Transcribe every entry word for word, leaving out all images.

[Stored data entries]
BEGIN
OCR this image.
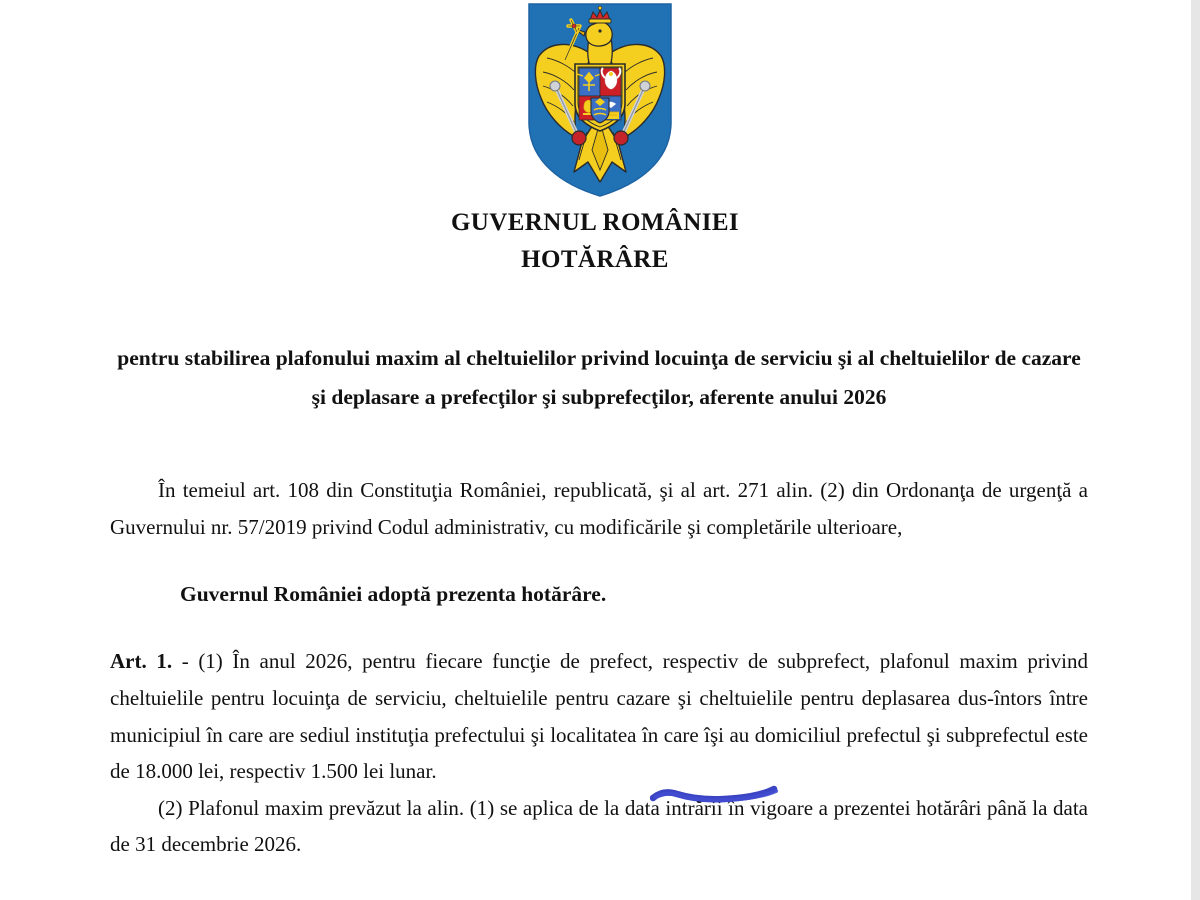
GUVERNUL ROMÂNIEI
HOTĂRÂRE
pentru stabilirea plafonului maxim al cheltuielilor privind locuinţa de serviciu şi al cheltuielilor de cazare şi deplasare a prefecţilor şi subprefecţilor, aferente anului 2026

În temeiul art. 108 din Constituţia României, republicată, şi al art. 271 alin. (2) din Ordonanţa de urgenţă a Guvernului nr. 57/2019 privind Codul administrativ, cu modificările şi completările ulterioare,

Guvernul României adoptă prezenta hotărâre.

Art. 1. - (1) În anul 2026, pentru fiecare funcţie de prefect, respectiv de subprefect, plafonul maxim privind cheltuielile pentru locuinţa de serviciu, cheltuielile pentru cazare şi cheltuielile pentru deplasarea dus-întors între municipiul în care are sediul instituţia prefectului şi localitatea în care îşi au domiciliul prefectul şi subprefectul este de 18.000 lei, respectiv 1.500 lei lunar.

(2) Plafonul maxim prevăzut la alin. (1) se aplica de la data intrării în vigoare a prezentei hotărâri până la data de 31 decembrie 2026.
END
_EXERCISE ANSWER_
OCR this image.
GUVERNUL ROMÂNIEI
HOTĂRÂRE
pentru stabilirea plafonului maxim al cheltuielilor privind locuinţa de serviciu şi al cheltuielilor de cazare şi deplasare a prefecţilor şi subprefecţilor, aferente anului 2026

În temeiul art. 108 din Constituţia României, republicată, şi al art. 271 alin. (2) din Ordonanţa de urgenţă a Guvernului nr. 57/2019 privind Codul administrativ, cu modificările şi completările ulterioare,

Guvernul României adoptă prezenta hotărâre.

Art. 1. - (1) În anul 2026, pentru fiecare funcţie de prefect, respectiv de subprefect, plafonul maxim privind cheltuielile pentru locuinţa de serviciu, cheltuielile pentru cazare şi cheltuielile pentru deplasarea dus-întors între municipiul în care are sediul instituţia prefectului şi localitatea în care îşi au domiciliul prefectul şi subprefectul este de 18.000 lei, respectiv 1.500 lei lunar.

(2) Plafonul maxim prevăzut la alin. (1) se aplica de la data intrării în vigoare a prezentei hotărâri până la data de 31 decembrie 2026.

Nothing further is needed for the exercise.